**Task directions**.
Scan the material below for lines with the word "starred" and report how many there are, with nothing added.

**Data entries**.
++++++
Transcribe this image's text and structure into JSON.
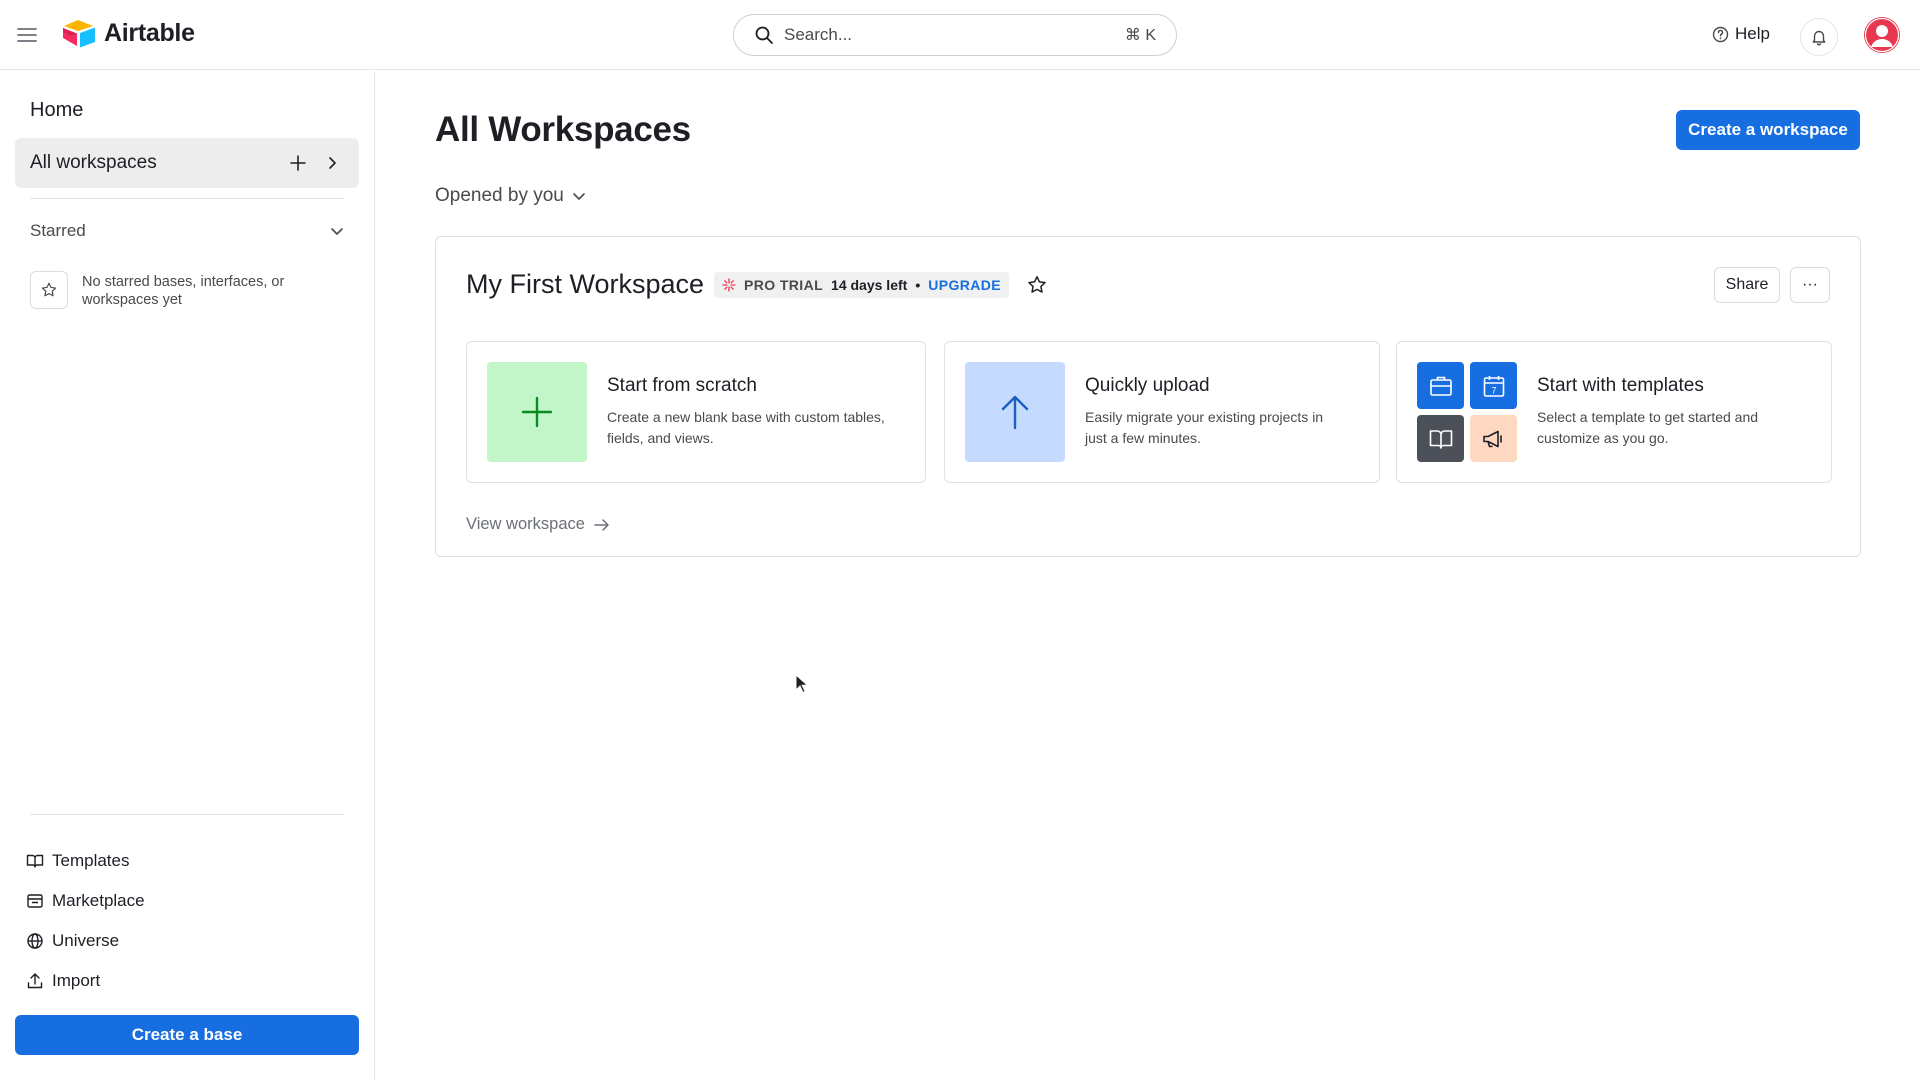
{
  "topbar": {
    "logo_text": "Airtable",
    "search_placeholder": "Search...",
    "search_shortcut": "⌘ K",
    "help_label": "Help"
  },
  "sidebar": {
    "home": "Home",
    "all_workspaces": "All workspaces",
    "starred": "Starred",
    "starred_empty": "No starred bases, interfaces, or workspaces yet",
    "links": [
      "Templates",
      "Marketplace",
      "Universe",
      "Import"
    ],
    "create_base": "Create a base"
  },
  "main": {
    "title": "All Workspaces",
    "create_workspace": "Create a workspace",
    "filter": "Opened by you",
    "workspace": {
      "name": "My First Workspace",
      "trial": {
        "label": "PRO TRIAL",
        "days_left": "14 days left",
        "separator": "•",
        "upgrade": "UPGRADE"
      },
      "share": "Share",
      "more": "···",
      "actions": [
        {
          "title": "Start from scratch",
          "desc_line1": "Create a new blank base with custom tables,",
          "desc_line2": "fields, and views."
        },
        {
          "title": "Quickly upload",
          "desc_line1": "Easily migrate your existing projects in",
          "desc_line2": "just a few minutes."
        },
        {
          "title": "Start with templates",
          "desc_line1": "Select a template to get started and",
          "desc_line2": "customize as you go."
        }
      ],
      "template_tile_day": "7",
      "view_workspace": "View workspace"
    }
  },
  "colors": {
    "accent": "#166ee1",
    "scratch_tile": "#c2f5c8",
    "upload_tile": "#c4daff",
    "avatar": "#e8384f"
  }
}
++++++
**Solution to the exercise**.
2